--- Start Data to use ---
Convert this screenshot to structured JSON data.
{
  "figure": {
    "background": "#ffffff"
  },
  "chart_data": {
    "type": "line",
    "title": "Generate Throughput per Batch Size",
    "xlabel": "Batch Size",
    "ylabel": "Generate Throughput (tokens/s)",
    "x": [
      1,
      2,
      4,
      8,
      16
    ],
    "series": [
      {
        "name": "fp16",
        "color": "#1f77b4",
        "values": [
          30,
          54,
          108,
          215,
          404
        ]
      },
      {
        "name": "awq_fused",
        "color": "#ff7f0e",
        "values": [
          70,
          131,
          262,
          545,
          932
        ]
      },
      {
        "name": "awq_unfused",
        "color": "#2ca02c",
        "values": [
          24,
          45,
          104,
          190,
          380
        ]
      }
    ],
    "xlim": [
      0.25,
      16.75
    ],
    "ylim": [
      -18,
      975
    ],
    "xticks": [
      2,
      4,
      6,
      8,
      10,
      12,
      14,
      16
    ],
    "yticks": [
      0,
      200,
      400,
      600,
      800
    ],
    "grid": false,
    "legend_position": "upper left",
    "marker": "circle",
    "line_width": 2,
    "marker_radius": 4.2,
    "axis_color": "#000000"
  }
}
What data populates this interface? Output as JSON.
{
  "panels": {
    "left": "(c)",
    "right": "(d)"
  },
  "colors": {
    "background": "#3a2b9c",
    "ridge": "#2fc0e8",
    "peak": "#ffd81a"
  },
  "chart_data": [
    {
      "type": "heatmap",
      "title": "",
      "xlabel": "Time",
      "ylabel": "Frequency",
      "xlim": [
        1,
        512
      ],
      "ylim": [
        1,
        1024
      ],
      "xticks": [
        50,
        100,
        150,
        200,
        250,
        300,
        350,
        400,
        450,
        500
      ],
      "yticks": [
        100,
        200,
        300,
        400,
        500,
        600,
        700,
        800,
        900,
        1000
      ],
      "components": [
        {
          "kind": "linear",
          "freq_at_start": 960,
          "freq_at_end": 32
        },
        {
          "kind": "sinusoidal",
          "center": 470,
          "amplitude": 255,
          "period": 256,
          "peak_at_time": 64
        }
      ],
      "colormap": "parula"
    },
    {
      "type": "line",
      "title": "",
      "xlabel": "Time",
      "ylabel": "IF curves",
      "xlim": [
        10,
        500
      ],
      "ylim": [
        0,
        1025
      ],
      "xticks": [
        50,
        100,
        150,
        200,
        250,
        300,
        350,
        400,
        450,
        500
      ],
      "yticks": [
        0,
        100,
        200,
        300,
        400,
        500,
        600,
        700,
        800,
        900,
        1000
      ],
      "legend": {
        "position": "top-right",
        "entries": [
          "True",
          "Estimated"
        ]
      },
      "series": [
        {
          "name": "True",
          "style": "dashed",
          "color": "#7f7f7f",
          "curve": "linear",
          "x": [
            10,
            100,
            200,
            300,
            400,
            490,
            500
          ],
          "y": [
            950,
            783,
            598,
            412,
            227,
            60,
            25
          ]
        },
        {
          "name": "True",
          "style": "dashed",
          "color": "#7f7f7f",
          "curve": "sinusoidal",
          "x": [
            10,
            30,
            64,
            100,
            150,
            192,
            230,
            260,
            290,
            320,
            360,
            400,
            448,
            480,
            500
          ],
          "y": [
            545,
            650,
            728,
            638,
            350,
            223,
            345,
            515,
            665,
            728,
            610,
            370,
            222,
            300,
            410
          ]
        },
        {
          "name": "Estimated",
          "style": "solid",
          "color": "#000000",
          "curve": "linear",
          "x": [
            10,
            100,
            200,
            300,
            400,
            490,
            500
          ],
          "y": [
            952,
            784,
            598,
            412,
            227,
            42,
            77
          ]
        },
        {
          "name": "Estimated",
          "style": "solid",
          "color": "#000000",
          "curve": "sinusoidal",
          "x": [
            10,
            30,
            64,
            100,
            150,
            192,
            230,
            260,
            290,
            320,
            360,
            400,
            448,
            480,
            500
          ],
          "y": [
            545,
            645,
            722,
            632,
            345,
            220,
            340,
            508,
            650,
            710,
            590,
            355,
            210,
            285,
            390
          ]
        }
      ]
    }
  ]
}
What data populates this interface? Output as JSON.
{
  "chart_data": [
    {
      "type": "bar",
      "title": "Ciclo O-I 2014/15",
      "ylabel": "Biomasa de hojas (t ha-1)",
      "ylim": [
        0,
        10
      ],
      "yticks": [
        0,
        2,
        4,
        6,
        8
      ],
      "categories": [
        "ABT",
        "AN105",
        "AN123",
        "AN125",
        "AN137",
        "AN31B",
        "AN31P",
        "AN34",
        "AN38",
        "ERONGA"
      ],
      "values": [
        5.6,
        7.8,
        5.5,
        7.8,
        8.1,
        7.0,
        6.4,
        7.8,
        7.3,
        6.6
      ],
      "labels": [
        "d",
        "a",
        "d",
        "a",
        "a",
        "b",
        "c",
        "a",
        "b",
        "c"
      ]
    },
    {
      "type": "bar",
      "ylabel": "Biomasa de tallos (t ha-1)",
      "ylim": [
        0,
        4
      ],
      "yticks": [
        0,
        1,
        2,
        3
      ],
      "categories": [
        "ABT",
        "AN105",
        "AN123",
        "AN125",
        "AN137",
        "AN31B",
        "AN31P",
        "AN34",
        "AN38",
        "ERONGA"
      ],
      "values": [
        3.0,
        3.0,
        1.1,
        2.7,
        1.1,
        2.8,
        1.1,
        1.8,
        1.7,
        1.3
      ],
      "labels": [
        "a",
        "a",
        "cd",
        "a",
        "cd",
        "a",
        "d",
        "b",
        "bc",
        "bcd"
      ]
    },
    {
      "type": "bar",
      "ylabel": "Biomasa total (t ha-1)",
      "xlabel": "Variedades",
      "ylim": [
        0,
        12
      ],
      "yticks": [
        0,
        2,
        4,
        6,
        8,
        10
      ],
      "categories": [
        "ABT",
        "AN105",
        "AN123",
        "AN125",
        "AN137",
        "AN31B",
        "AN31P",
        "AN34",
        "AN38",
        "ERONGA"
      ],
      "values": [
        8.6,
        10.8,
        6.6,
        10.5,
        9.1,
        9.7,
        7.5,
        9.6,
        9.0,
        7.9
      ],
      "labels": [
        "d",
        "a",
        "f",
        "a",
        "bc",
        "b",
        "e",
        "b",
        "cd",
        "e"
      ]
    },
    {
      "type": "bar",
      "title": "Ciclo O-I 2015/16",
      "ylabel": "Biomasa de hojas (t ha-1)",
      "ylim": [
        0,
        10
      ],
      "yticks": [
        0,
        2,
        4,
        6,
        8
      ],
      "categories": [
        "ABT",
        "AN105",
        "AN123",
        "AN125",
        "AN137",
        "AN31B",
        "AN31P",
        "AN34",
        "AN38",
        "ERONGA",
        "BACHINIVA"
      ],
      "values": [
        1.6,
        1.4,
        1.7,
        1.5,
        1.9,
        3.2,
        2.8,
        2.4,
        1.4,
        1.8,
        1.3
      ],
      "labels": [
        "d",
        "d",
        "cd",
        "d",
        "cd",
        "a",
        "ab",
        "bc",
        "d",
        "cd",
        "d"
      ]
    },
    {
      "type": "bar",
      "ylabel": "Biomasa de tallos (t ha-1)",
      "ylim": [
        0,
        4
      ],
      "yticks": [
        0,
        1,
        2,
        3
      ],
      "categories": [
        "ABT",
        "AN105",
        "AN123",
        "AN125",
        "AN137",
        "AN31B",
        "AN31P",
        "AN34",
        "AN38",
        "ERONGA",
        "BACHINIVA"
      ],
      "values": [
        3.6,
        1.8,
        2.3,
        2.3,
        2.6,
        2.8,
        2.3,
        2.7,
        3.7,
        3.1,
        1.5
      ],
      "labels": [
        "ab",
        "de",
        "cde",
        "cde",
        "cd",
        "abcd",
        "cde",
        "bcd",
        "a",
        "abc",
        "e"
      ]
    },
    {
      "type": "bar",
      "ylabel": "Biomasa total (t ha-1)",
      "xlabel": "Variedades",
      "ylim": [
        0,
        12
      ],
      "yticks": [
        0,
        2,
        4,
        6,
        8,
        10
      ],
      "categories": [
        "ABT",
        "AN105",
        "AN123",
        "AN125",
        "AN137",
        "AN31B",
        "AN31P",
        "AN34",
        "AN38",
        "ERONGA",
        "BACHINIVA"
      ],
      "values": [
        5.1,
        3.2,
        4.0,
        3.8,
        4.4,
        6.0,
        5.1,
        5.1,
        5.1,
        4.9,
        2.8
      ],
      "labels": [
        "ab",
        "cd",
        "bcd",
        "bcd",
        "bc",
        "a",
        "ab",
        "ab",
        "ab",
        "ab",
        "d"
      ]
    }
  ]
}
--- End Data to use ---
Among the records above, how many lines carry the string "Throughput"? Reply with the number alone.

Problem solution: 2